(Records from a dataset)
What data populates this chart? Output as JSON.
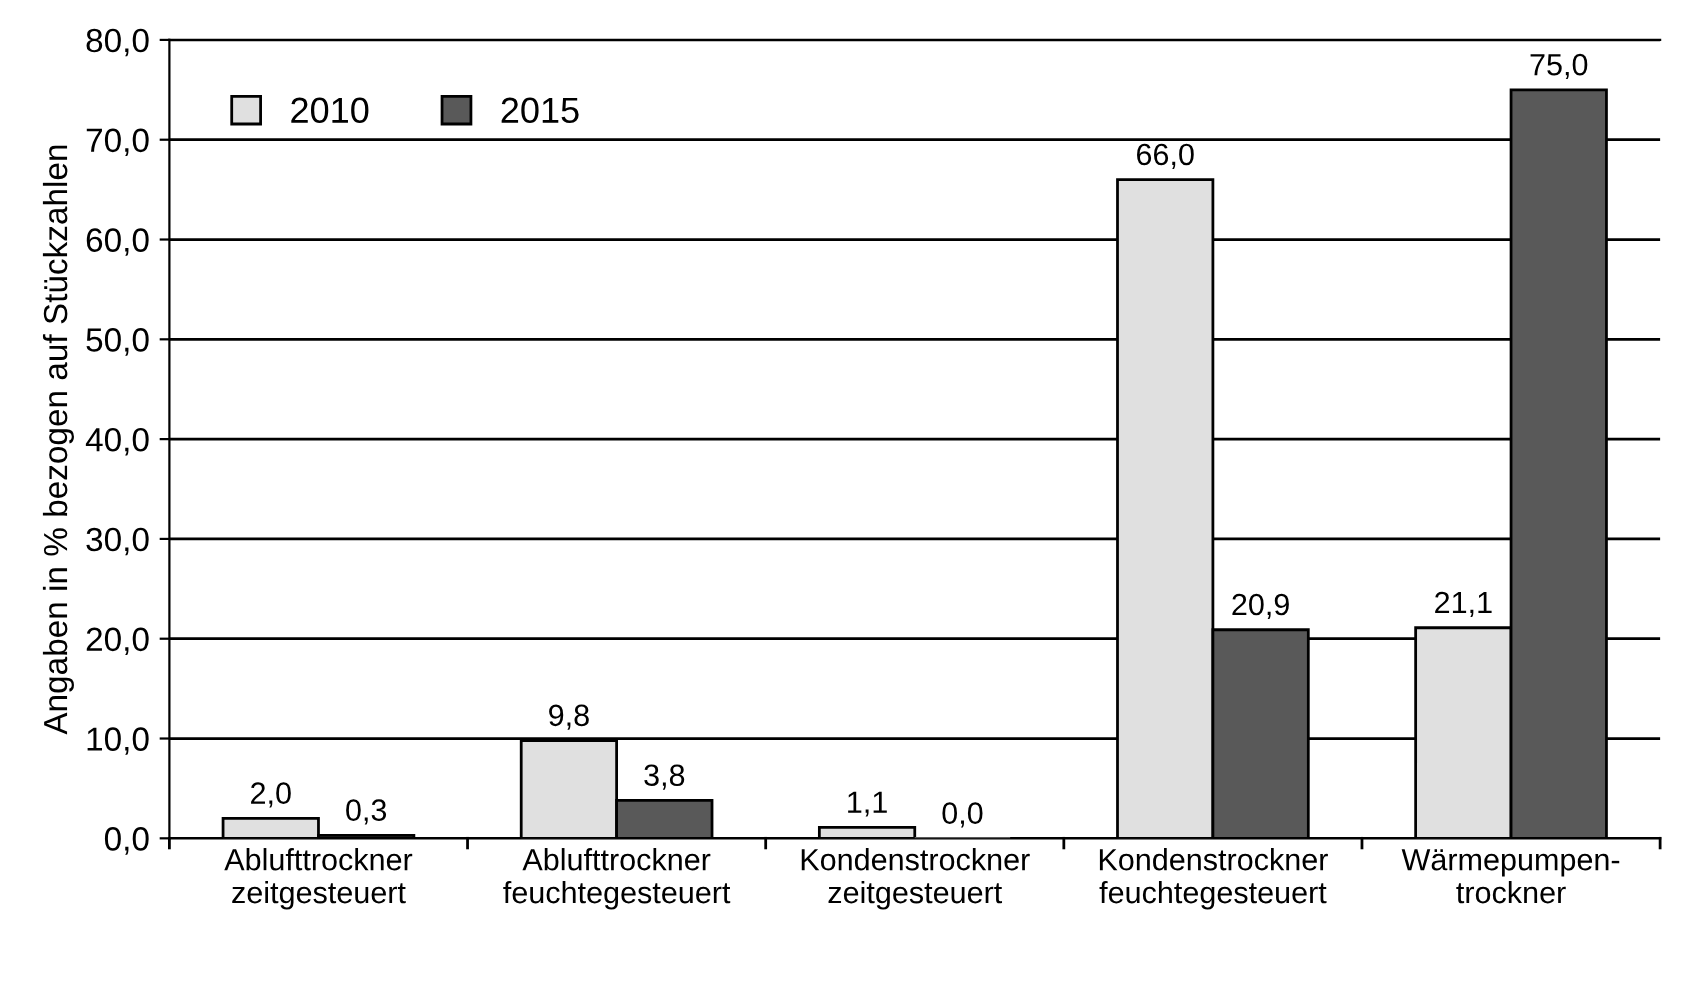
{
  "chart_data": {
    "type": "bar",
    "ylabel": "Angaben in % bezogen auf Stückzahlen",
    "categories": [
      "Ablufttrockner\nzeitgesteuert",
      "Ablufttrockner\nfeuchtegesteuert",
      "Kondenstrockner\nzeitgesteuert",
      "Kondenstrockner\nfeuchtegesteuert",
      "Wärmepumpen-\ntrockner"
    ],
    "series": [
      {
        "name": "2010",
        "color": "#e0e0e0",
        "values": [
          2.0,
          9.8,
          1.1,
          66.0,
          21.1
        ],
        "value_labels": [
          "2,0",
          "9,8",
          "1,1",
          "66,0",
          "21,1"
        ]
      },
      {
        "name": "2015",
        "color": "#595959",
        "values": [
          0.3,
          3.8,
          0.0,
          20.9,
          75.0
        ],
        "value_labels": [
          "0,3",
          "3,8",
          "0,0",
          "20,9",
          "75,0"
        ]
      }
    ],
    "ylim": [
      0,
      80
    ],
    "yticks": [
      {
        "value": 0,
        "label": "0,0"
      },
      {
        "value": 10,
        "label": "10,0"
      },
      {
        "value": 20,
        "label": "20,0"
      },
      {
        "value": 30,
        "label": "30,0"
      },
      {
        "value": 40,
        "label": "40,0"
      },
      {
        "value": 50,
        "label": "50,0"
      },
      {
        "value": 60,
        "label": "60,0"
      },
      {
        "value": 70,
        "label": "70,0"
      },
      {
        "value": 80,
        "label": "80,0"
      }
    ],
    "grid": "y",
    "legend": "top left"
  }
}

SET TASK
Omit all pictures while transcribing the entries verbatim.

EXERCISE SOLUTION
What data populates this chart? Output as JSON.
{
  "chart_data": {
    "type": "bar",
    "ylabel": "Angaben in % bezogen auf Stückzahlen",
    "categories": [
      "Ablufttrockner\nzeitgesteuert",
      "Ablufttrockner\nfeuchtegesteuert",
      "Kondenstrockner\nzeitgesteuert",
      "Kondenstrockner\nfeuchtegesteuert",
      "Wärmepumpen-\ntrockner"
    ],
    "series": [
      {
        "name": "2010",
        "color": "#e0e0e0",
        "values": [
          2.0,
          9.8,
          1.1,
          66.0,
          21.1
        ],
        "value_labels": [
          "2,0",
          "9,8",
          "1,1",
          "66,0",
          "21,1"
        ]
      },
      {
        "name": "2015",
        "color": "#595959",
        "values": [
          0.3,
          3.8,
          0.0,
          20.9,
          75.0
        ],
        "value_labels": [
          "0,3",
          "3,8",
          "0,0",
          "20,9",
          "75,0"
        ]
      }
    ],
    "ylim": [
      0,
      80
    ],
    "yticks": [
      {
        "value": 0,
        "label": "0,0"
      },
      {
        "value": 10,
        "label": "10,0"
      },
      {
        "value": 20,
        "label": "20,0"
      },
      {
        "value": 30,
        "label": "30,0"
      },
      {
        "value": 40,
        "label": "40,0"
      },
      {
        "value": 50,
        "label": "50,0"
      },
      {
        "value": 60,
        "label": "60,0"
      },
      {
        "value": 70,
        "label": "70,0"
      },
      {
        "value": 80,
        "label": "80,0"
      }
    ],
    "grid": "y",
    "legend": "top left"
  }
}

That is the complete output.